What the task requires.
Quote all of the data below exactly, please.
·····
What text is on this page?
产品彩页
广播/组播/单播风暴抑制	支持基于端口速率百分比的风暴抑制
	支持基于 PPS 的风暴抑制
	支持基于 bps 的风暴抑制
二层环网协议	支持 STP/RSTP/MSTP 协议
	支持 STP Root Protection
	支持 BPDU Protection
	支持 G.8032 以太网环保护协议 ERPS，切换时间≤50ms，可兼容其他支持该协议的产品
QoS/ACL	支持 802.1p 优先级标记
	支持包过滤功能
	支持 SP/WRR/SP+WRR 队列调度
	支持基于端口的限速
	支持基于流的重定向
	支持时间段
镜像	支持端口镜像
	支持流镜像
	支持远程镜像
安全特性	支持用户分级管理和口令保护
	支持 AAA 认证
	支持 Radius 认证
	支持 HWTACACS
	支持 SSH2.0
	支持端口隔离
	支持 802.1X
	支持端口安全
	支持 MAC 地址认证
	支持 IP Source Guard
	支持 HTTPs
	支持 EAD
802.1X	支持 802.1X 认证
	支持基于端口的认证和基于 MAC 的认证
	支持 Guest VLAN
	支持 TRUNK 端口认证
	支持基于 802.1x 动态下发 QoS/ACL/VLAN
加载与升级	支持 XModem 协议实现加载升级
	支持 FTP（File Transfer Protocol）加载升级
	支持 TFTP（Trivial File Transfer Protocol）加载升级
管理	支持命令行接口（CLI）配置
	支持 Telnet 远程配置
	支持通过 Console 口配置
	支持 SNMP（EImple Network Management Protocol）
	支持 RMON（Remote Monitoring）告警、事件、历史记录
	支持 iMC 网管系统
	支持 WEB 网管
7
·····
Exercise answer.
What text is on this page?
产品彩页
广播/组播/单播风暴抑制	支持基于端口速率百分比的风暴抑制
	支持基于 PPS 的风暴抑制
	支持基于 bps 的风暴抑制
二层环网协议	支持 STP/RSTP/MSTP 协议
	支持 STP Root Protection
	支持 BPDU Protection
	支持 G.8032 以太网环保护协议 ERPS，切换时间≤50ms，可兼容其他支持该协议的产品
QoS/ACL	支持 802.1p 优先级标记
	支持包过滤功能
	支持 SP/WRR/SP+WRR 队列调度
	支持基于端口的限速
	支持基于流的重定向
	支持时间段
镜像	支持端口镜像
	支持流镜像
	支持远程镜像
安全特性	支持用户分级管理和口令保护
	支持 AAA 认证
	支持 Radius 认证
	支持 HWTACACS
	支持 SSH2.0
	支持端口隔离
	支持 802.1X
	支持端口安全
	支持 MAC 地址认证
	支持 IP Source Guard
	支持 HTTPs
	支持 EAD
802.1X	支持 802.1X 认证
	支持基于端口的认证和基于 MAC 的认证
	支持 Guest VLAN
	支持 TRUNK 端口认证
	支持基于 802.1x 动态下发 QoS/ACL/VLAN
加载与升级	支持 XModem 协议实现加载升级
	支持 FTP（File Transfer Protocol）加载升级
	支持 TFTP（Trivial File Transfer Protocol）加载升级
管理	支持命令行接口（CLI）配置
	支持 Telnet 远程配置
	支持通过 Console 口配置
	支持 SNMP（EImple Network Management Protocol）
	支持 RMON（Remote Monitoring）告警、事件、历史记录
	支持 iMC 网管系统
	支持 WEB 网管
7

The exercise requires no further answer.